(Structured figure records)
────────────────

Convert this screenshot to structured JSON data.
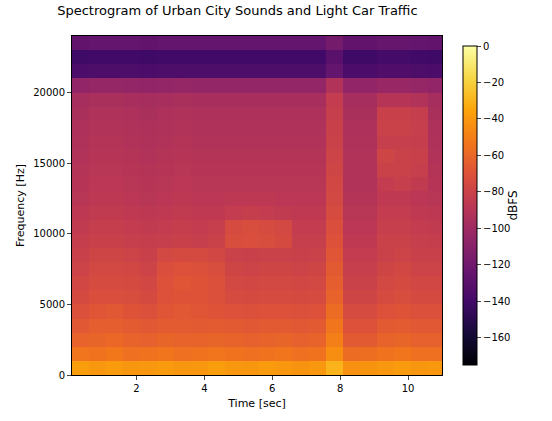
{
  "chart_data": {
    "type": "heatmap",
    "title": "Spectrogram of Urban City Sounds and Light Car Traffic",
    "x_label": "Time [sec]",
    "y_label": "Frequency [Hz]",
    "x": [
      0.35,
      0.85,
      1.35,
      1.85,
      2.35,
      2.85,
      3.35,
      3.85,
      4.35,
      4.85,
      5.35,
      5.85,
      6.35,
      6.85,
      7.35,
      7.85,
      8.35,
      8.85,
      9.35,
      9.85,
      10.35,
      10.85
    ],
    "y": [
      500,
      1500,
      2500,
      3500,
      4500,
      5500,
      6500,
      7500,
      8500,
      9500,
      10500,
      11500,
      12500,
      13500,
      14500,
      15500,
      16500,
      17500,
      18500,
      19500,
      20500,
      21500,
      22500,
      23500
    ],
    "z": [
      [
        -38,
        -40,
        -39,
        -41,
        -40,
        -39,
        -41,
        -40,
        -38,
        -40,
        -41,
        -39,
        -40,
        -42,
        -40,
        -30,
        -43,
        -42,
        -40,
        -39,
        -41,
        -40
      ],
      [
        -54,
        -55,
        -53,
        -56,
        -55,
        -54,
        -56,
        -55,
        -54,
        -55,
        -56,
        -55,
        -54,
        -56,
        -55,
        -44,
        -58,
        -57,
        -55,
        -54,
        -56,
        -56
      ],
      [
        -62,
        -61,
        -60,
        -62,
        -63,
        -61,
        -62,
        -62,
        -61,
        -62,
        -63,
        -62,
        -61,
        -63,
        -62,
        -50,
        -66,
        -66,
        -62,
        -61,
        -63,
        -63
      ],
      [
        -67,
        -64,
        -64,
        -65,
        -67,
        -65,
        -65,
        -66,
        -65,
        -66,
        -67,
        -66,
        -66,
        -67,
        -66,
        -54,
        -70,
        -70,
        -66,
        -65,
        -67,
        -67
      ],
      [
        -71,
        -68,
        -67,
        -69,
        -71,
        -68,
        -67,
        -68,
        -69,
        -70,
        -71,
        -70,
        -70,
        -71,
        -70,
        -58,
        -74,
        -74,
        -70,
        -69,
        -71,
        -71
      ],
      [
        -75,
        -72,
        -72,
        -73,
        -75,
        -70,
        -69,
        -69,
        -71,
        -74,
        -75,
        -74,
        -74,
        -75,
        -74,
        -62,
        -78,
        -78,
        -74,
        -73,
        -75,
        -75
      ],
      [
        -77,
        -74,
        -74,
        -75,
        -77,
        -70,
        -68,
        -69,
        -71,
        -76,
        -77,
        -76,
        -76,
        -77,
        -76,
        -64,
        -80,
        -80,
        -76,
        -75,
        -77,
        -77
      ],
      [
        -79,
        -76,
        -76,
        -77,
        -79,
        -72,
        -70,
        -71,
        -73,
        -78,
        -79,
        -78,
        -78,
        -79,
        -78,
        -66,
        -82,
        -82,
        -78,
        -77,
        -79,
        -79
      ],
      [
        -81,
        -78,
        -78,
        -79,
        -81,
        -76,
        -75,
        -75,
        -77,
        -80,
        -81,
        -80,
        -80,
        -81,
        -80,
        -68,
        -84,
        -84,
        -80,
        -79,
        -81,
        -81
      ],
      [
        -83,
        -81,
        -81,
        -82,
        -83,
        -82,
        -81,
        -82,
        -80,
        -73,
        -72,
        -73,
        -75,
        -82,
        -82,
        -70,
        -86,
        -86,
        -80,
        -80,
        -82,
        -83
      ],
      [
        -85,
        -83,
        -83,
        -84,
        -85,
        -84,
        -83,
        -84,
        -82,
        -74,
        -73,
        -74,
        -76,
        -84,
        -84,
        -72,
        -88,
        -88,
        -82,
        -82,
        -84,
        -85
      ],
      [
        -87,
        -85,
        -85,
        -86,
        -87,
        -86,
        -85,
        -86,
        -86,
        -84,
        -83,
        -84,
        -85,
        -86,
        -86,
        -74,
        -89,
        -89,
        -84,
        -84,
        -86,
        -87
      ],
      [
        -89,
        -87,
        -87,
        -88,
        -89,
        -88,
        -87,
        -88,
        -88,
        -87,
        -87,
        -87,
        -88,
        -88,
        -88,
        -76,
        -91,
        -91,
        -86,
        -86,
        -88,
        -89
      ],
      [
        -90,
        -88,
        -88,
        -89,
        -90,
        -89,
        -88,
        -89,
        -89,
        -89,
        -89,
        -89,
        -89,
        -89,
        -89,
        -77,
        -92,
        -92,
        -84,
        -82,
        -85,
        -90
      ],
      [
        -91,
        -89,
        -89,
        -90,
        -91,
        -90,
        -89,
        -90,
        -90,
        -90,
        -90,
        -90,
        -90,
        -90,
        -90,
        -78,
        -92,
        -92,
        -80,
        -80,
        -82,
        -91
      ],
      [
        -92,
        -90,
        -90,
        -91,
        -92,
        -91,
        -90,
        -91,
        -91,
        -91,
        -91,
        -91,
        -91,
        -91,
        -91,
        -79,
        -92,
        -92,
        -78,
        -80,
        -81,
        -92
      ],
      [
        -93,
        -91,
        -91,
        -92,
        -93,
        -92,
        -91,
        -92,
        -92,
        -92,
        -92,
        -92,
        -92,
        -92,
        -92,
        -80,
        -93,
        -93,
        -82,
        -82,
        -83,
        -93
      ],
      [
        -94,
        -92,
        -92,
        -93,
        -94,
        -93,
        -92,
        -93,
        -93,
        -93,
        -93,
        -93,
        -93,
        -93,
        -93,
        -81,
        -94,
        -94,
        -80,
        -80,
        -82,
        -94
      ],
      [
        -95,
        -93,
        -93,
        -94,
        -95,
        -94,
        -93,
        -94,
        -94,
        -94,
        -94,
        -94,
        -94,
        -94,
        -94,
        -82,
        -95,
        -95,
        -81,
        -81,
        -83,
        -95
      ],
      [
        -97,
        -95,
        -95,
        -96,
        -97,
        -96,
        -95,
        -96,
        -96,
        -96,
        -96,
        -96,
        -96,
        -96,
        -96,
        -84,
        -97,
        -97,
        -90,
        -90,
        -92,
        -97
      ],
      [
        -106,
        -104,
        -104,
        -105,
        -106,
        -105,
        -104,
        -105,
        -105,
        -105,
        -105,
        -105,
        -105,
        -105,
        -105,
        -92,
        -106,
        -106,
        -103,
        -103,
        -104,
        -106
      ],
      [
        -136,
        -135,
        -135,
        -135,
        -136,
        -135,
        -135,
        -135,
        -135,
        -135,
        -135,
        -135,
        -135,
        -135,
        -135,
        -125,
        -136,
        -136,
        -134,
        -134,
        -135,
        -136
      ],
      [
        -141,
        -140,
        -140,
        -140,
        -141,
        -140,
        -140,
        -140,
        -140,
        -140,
        -140,
        -140,
        -140,
        -140,
        -140,
        -130,
        -141,
        -141,
        -139,
        -139,
        -140,
        -141
      ],
      [
        -126,
        -125,
        -125,
        -125,
        -126,
        -125,
        -125,
        -125,
        -125,
        -125,
        -125,
        -125,
        -125,
        -125,
        -125,
        -118,
        -126,
        -126,
        -124,
        -124,
        -125,
        -126
      ]
    ],
    "xlim": [
      0.1,
      11.0
    ],
    "ylim": [
      0,
      24000
    ],
    "xticks": [
      2,
      4,
      6,
      8,
      10
    ],
    "yticks": [
      0,
      5000,
      10000,
      15000,
      20000
    ],
    "colorbar": {
      "title": "dBFS",
      "range": [
        -175,
        0
      ],
      "ticks": [
        {
          "value": 0,
          "label": "0"
        },
        {
          "value": -20,
          "label": "−20"
        },
        {
          "value": -40,
          "label": "−40"
        },
        {
          "value": -60,
          "label": "−60"
        },
        {
          "value": -80,
          "label": "−80"
        },
        {
          "value": -100,
          "label": "−100"
        },
        {
          "value": -120,
          "label": "−120"
        },
        {
          "value": -140,
          "label": "−140"
        },
        {
          "value": -160,
          "label": "−160"
        }
      ]
    }
  }
}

────────────────

Pick out and copy every line that contains the word "value".

Complete response
          "value": 0,
          "value": -20,
          "value": -40,
          "value": -60,
          "value": -80,
          "value": -100,
          "value": -120,
          "value": -140,
          "value": -160,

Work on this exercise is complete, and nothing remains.